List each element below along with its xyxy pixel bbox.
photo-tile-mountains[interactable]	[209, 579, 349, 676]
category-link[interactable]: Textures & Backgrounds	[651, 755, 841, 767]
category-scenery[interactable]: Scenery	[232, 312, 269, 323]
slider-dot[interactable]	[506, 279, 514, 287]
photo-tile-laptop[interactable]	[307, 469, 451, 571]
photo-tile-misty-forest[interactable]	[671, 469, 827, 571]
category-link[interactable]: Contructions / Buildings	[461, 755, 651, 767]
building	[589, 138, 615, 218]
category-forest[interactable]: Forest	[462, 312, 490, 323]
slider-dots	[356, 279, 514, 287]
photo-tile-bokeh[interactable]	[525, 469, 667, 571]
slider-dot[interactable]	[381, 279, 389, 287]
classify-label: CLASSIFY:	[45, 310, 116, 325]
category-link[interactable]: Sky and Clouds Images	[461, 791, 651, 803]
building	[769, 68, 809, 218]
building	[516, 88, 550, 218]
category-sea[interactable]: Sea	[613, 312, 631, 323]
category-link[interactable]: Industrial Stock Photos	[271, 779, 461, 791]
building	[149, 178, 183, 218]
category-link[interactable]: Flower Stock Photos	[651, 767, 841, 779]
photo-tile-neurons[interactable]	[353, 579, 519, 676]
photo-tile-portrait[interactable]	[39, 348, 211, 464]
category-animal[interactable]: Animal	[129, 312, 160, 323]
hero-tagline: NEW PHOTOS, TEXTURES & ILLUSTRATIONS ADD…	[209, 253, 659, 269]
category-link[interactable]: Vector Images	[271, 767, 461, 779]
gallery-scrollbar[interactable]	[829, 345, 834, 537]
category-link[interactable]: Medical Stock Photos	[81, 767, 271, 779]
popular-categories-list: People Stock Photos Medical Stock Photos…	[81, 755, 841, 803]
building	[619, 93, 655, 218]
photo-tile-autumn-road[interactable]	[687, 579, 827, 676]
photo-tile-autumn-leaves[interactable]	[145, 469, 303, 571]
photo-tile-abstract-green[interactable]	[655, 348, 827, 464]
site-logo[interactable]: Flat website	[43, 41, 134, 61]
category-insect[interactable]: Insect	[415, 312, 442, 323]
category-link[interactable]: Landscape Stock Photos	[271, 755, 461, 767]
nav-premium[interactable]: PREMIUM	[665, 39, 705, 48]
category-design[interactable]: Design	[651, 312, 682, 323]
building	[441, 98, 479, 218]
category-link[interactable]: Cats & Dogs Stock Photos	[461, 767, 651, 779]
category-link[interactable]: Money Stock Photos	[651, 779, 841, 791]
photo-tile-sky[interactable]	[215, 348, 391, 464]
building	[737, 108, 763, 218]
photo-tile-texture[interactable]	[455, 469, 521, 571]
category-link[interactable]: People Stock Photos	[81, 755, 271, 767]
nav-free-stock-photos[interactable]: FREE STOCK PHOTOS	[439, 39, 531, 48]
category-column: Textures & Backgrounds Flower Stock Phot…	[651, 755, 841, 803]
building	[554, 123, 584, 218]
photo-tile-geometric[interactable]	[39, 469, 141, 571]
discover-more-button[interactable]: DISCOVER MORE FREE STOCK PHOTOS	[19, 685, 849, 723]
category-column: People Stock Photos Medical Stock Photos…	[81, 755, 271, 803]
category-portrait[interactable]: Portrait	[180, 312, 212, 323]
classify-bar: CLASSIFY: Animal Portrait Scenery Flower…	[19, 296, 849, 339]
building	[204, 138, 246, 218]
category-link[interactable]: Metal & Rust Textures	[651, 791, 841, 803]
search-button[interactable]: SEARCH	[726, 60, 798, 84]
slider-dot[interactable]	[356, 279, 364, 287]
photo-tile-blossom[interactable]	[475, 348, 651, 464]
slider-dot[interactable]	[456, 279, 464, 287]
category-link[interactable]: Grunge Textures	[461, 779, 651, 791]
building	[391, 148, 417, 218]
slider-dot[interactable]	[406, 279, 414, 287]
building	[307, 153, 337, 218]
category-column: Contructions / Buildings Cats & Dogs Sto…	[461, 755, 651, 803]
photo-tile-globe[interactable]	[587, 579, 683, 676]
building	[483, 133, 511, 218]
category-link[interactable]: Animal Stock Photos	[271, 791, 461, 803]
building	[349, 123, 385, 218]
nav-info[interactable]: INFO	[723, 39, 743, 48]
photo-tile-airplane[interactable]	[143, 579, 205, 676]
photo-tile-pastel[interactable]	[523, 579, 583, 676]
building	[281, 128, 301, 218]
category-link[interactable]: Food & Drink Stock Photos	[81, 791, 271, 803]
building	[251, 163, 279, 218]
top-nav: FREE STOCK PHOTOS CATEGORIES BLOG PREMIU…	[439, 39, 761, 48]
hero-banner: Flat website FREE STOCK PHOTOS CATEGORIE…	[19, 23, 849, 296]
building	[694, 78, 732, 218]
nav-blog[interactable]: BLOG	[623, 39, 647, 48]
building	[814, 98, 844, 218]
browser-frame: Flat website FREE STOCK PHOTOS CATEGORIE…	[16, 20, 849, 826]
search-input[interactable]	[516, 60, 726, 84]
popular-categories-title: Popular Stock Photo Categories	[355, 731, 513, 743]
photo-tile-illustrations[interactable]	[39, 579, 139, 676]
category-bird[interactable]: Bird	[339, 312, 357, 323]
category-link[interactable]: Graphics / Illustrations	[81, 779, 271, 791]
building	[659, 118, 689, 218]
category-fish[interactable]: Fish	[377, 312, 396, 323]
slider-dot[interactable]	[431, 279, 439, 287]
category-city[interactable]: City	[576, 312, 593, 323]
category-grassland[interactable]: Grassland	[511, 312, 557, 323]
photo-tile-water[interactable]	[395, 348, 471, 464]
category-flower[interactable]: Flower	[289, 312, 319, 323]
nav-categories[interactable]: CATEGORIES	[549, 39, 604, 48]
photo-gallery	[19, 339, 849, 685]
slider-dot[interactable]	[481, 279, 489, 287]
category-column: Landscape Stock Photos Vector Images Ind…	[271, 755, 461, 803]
====================
WHAT THE EXERCISE ASKS - Copy out every line above that contains the word "Animal", counting only matches with the same capitalization.

WRITTEN ANSWER -
category-animal[interactable]: Animal	[129, 312, 160, 323]
classify-bar: CLASSIFY: Animal Portrait Scenery Flower…	[19, 296, 849, 339]
category-link[interactable]: Animal Stock Photos	[271, 791, 461, 803]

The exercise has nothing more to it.